[Stored data entries]
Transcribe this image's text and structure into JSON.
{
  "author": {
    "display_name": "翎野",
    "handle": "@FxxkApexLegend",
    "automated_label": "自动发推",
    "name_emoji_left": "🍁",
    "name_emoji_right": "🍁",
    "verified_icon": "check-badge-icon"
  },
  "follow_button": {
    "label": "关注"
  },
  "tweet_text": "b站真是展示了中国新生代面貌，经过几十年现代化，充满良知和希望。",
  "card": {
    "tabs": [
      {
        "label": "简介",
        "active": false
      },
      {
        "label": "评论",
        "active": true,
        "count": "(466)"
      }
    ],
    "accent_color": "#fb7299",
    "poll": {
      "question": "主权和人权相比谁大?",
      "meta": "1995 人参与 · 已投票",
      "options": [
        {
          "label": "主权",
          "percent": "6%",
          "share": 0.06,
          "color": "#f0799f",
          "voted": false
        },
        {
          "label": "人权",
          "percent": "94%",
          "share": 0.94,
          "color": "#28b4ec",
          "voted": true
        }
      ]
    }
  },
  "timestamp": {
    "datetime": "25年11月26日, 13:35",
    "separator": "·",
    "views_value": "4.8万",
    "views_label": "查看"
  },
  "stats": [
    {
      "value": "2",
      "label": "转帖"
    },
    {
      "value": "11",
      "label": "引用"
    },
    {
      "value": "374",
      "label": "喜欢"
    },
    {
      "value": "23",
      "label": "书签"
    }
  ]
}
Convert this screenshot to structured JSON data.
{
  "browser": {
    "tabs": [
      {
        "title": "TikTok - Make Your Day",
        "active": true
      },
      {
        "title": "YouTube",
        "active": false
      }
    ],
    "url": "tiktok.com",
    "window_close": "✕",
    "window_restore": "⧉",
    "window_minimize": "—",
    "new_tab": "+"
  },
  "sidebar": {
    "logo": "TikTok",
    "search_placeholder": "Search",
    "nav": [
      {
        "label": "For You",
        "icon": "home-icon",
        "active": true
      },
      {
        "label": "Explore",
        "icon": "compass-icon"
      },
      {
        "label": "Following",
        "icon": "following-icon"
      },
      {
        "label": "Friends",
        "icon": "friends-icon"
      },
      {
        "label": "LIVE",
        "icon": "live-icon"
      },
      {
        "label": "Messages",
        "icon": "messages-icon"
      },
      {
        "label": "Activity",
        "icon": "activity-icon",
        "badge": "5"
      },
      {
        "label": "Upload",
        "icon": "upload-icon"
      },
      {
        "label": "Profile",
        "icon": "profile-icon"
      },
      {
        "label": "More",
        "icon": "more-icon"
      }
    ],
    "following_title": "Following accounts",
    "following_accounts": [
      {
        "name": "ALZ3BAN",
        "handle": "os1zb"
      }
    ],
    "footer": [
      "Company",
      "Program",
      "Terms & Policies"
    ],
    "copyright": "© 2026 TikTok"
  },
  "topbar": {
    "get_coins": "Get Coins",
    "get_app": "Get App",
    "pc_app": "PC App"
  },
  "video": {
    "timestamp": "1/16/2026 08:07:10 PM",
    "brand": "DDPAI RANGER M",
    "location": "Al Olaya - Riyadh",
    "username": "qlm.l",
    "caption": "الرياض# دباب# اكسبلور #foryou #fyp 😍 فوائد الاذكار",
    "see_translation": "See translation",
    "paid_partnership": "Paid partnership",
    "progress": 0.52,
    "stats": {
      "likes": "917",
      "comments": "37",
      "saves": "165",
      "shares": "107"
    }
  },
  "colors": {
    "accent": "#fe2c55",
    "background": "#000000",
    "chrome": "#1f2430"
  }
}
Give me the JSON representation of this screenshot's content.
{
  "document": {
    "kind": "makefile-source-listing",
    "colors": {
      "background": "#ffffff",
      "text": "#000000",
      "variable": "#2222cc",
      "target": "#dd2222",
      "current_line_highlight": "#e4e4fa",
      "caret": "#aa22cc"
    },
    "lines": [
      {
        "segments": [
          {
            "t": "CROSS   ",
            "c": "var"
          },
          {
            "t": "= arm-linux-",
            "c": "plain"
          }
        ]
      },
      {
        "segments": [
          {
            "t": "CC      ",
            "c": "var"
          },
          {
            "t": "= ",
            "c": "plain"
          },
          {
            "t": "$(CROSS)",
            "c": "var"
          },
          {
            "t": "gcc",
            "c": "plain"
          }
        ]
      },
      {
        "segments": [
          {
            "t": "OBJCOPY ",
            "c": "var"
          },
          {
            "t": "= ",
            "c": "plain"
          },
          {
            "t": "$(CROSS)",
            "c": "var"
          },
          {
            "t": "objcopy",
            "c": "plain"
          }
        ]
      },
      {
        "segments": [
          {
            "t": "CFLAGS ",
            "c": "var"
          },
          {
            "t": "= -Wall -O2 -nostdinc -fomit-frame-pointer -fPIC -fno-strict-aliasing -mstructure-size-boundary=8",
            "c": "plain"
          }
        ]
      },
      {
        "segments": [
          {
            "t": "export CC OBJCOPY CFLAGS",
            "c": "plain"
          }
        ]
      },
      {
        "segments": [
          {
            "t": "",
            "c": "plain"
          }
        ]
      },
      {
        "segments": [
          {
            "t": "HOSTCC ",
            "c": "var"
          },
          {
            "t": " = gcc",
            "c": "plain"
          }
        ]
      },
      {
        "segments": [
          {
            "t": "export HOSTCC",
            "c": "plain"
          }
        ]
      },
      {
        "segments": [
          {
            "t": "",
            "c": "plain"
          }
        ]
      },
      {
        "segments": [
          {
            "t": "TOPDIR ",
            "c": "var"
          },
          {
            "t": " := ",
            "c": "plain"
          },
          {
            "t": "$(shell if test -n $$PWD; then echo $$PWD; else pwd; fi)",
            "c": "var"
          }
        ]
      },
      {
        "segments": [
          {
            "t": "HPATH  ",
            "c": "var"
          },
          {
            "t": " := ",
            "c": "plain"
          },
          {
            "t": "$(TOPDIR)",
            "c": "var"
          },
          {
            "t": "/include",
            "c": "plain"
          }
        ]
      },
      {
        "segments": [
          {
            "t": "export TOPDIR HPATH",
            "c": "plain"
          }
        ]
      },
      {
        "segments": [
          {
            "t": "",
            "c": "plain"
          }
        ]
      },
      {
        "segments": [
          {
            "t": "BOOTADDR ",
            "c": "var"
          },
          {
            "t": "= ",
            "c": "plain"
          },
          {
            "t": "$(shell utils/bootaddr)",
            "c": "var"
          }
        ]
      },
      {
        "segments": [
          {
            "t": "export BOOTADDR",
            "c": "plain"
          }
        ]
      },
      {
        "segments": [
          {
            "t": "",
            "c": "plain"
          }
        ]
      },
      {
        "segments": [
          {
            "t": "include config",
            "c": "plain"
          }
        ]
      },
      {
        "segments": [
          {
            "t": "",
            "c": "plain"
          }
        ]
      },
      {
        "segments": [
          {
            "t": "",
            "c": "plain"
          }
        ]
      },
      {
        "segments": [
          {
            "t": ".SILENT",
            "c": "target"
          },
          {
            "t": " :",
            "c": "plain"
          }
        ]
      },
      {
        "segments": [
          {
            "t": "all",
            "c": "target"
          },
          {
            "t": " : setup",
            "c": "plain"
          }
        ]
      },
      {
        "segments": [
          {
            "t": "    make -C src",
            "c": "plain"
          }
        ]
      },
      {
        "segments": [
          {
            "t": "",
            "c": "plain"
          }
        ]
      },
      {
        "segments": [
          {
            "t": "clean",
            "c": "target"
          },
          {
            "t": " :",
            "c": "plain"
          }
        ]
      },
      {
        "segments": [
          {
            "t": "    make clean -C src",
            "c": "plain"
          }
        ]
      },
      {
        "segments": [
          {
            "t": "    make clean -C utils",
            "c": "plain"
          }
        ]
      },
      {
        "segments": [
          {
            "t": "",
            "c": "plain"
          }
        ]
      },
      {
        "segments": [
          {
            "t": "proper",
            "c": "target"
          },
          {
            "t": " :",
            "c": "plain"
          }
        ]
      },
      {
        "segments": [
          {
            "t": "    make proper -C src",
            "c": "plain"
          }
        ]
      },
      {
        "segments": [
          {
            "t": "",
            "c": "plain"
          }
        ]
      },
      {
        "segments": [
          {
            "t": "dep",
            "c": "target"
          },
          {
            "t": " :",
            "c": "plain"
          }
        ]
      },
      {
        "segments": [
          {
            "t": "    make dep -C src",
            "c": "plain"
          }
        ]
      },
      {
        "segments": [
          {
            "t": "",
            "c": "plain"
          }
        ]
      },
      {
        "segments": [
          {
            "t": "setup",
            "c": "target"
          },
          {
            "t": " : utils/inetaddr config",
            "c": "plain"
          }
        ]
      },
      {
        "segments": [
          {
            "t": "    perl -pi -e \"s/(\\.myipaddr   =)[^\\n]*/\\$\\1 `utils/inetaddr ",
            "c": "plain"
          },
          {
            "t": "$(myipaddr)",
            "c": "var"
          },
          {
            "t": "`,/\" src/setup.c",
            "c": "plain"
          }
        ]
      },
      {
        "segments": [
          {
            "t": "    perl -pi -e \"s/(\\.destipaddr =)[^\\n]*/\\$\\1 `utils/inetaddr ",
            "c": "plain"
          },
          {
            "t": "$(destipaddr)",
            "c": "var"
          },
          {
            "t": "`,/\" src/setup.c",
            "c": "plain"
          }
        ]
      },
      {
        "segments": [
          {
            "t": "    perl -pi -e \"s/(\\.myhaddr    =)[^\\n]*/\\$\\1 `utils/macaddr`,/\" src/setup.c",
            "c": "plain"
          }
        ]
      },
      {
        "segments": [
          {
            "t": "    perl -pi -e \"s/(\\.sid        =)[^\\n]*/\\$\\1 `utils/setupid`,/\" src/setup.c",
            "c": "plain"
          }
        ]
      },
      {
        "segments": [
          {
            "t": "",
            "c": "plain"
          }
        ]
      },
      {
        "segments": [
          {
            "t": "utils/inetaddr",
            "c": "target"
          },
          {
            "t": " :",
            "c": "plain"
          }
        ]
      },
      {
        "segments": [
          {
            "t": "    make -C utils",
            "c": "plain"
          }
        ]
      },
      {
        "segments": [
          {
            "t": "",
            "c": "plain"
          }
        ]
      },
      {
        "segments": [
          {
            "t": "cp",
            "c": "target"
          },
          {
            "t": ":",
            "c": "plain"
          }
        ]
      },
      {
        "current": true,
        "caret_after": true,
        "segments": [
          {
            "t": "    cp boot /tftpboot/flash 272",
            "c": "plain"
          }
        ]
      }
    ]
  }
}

> _Given request_:
Each line that holds the word "myipaddr" should be extracted from the records.

> _Response_:
            "t": "    perl -pi -e \"s/(\\.myipaddr   =)[^\\n]*/\\$\\1 `utils/inetaddr ",
            "t": "$(myipaddr)",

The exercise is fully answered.